▸ **Texto proporcionado**

• • • • • • •

# silence pesant



## Paquita

Hola:

Estoy buscando un equivalente para la expresión "*un silence pesant".*

He pensado en "doloroso"

Quiero escribírselo a un amigo que me ha dejado sin noticias sin que sepa por qué.

Gracias por vuestras propuestas


----------



## Tina.Irun

Seguro que habrá mejores propuestas.

pero, ahora mismo, yo  hablaría  de "un largo y penoso silencio" o 
"un largo y extraño silencio".


----------



## gonlezza

Yo pondría: "un duro silencio"


----------



## Paquita

Muchas gracias Gonlezza y Tina.

Tina, me gusta tu idea de añadir  "largo" ; creo que "penoso" corresponde  a la idea que quiero expresar, pero suena un poco demasiado a queja ¿no? 

"extraño", no lo diría porque parecería pedirle disculpas o justificaciones, y no es mi intención.

"duro" = no sé, me parece demasiado seco... y también suena a reproche.


----------



## Pinairun

¿incomprensible?

Saludos


----------



## gonlezza

Hola Paquit& 
Te prometo que "un duro silencio", no tiene que ver nada con ser seco. Es más, es bastante poético. 
Tiene que ver con la sensación de dolor; con el estado de ánimo que te está ocasionando el no saber nada de la otra persona.
Sin embargo, en este caso, "penoso", más que "de pena", puede significar algo como "lamentable": eso sí que sería como que estás reprochando algo...
Pero, bueno, todo son propuestas
Muchos besos 

Pinairum, creo (en mi modesta opinión) que con "incomprensible" (aunque también puede tener su connotación poética  ), ahí sí que, en cierto modo, pide explicaciones. El subtexto es "dime por qué para que lo entienda"
Besos a todos de nuevo
(Me encanta este Foro)


----------



## Pinairun

gonlezza said:


> Pinairum, creo (en mi modesta opinión) que con "incomprensible" (aunque también puede tener su connotación poética  ), ahí sí que, en cierto modo, pide explicaciones. El subtexto es "dime por qué para que lo entienda"
> Besos a todos de nuevo
> (Me encanta este Foro)


 
_"Quiero escribírselo a un amigo que me ha dejado sin noticias sin que sepa por qué."_

¡Justo!  entre amigos...


----------



## gonlezza

Sí, ya sé, ya ha dicho que se trataba de un amigo, pero basándome en lo que Paquit& ha puesto al principio <doloroso>, he creído comprender que, efectivamente, a ella le dolía esa "incomprensible" situación . Situación de silencio incomprensible que ella quiere tratar delicadamente sin más: como mera descripción de sus sentimientos.

Besos de nuevo


----------



## Pinairun

gonlezza said:


> Sí, ya sé, ya ha dicho que se trataba de un amigo, pero basándome en lo que Paquit& ha puesto al principio <doloroso>, he creído comprender que, efectivamente, a ella le dolía esa "incomprensible" situación . Situación de silencio incomprensible que ella quiere tratar delicadamente sin más: como mera descripción de sus sentimientos.

• • • • • • •

▸ **Material proporcionado**
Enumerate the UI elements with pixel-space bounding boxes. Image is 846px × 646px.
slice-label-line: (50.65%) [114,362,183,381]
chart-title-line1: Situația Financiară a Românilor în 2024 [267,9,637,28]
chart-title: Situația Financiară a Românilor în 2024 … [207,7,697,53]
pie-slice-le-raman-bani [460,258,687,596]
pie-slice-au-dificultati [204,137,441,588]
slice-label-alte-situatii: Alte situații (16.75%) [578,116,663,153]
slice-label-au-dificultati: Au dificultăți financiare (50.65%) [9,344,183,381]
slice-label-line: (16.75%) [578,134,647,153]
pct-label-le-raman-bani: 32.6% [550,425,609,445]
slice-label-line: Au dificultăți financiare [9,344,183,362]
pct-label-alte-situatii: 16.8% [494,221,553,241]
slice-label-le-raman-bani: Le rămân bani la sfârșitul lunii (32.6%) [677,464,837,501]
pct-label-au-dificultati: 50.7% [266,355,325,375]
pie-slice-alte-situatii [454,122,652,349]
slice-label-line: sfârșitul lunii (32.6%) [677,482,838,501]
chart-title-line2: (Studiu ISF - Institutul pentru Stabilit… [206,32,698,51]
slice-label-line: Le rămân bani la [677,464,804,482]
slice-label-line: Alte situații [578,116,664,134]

• • • • • • •

▸ **Solicitud 1**
Determine si cada afirmación concuerda con el hilo del foro sobre «un silence pesant». Responda sí o no y cite literalmente las palabras decisivas del hilo: (a) Paquita pensó en «doloroso» como equivalente; (b) Tina.Irun propuso «un duro silencio»; (c) Paquita descarta «extraño» porque parecería pedir disculpas o justificaciones.
▸ **Solicitud 2**
Reescriba como una lista JSON de cadenas, una por línea y sin las líneas en blanco, las líneas de los registros que van desde el inicio de los registros hasta la línea que contiene "slice-label-alte-situatii: Alte situații", ambas incluidas.
El texto y los registros no guardan relación alguna entre sí.

▸ **Resultado del ejercicio 1**
(a) Sí: «He pensado en "doloroso"».
(b) No. Esa propuesta la hizo gonlezza: «Yo pondría: "un duro silencio"».
(c) Sí: «"extraño", no lo diría porque parecería pedirle disculpas o justificaciones, y no es mi intención.»

▸ **Resultado del ejercicio 2**
[
  "Enumerate the UI elements with pixel-space bounding boxes. Image is 846px × 646px.",
  "slice-label-line: (50.65%) [114,362,183,381]",
  "chart-title-line1: Situația Financiară a Românilor în 2024 [267,9,637,28]",
  "chart-title: Situația Financiară a Românilor în 2024 … [207,7,697,53]",
  "pie-slice-le-raman-bani [460,258,687,596]",
  "pie-slice-au-dificultati [204,137,441,588]",
  "slice-label-alte-situatii: Alte situații (16.75%) [578,116,663,153]"
]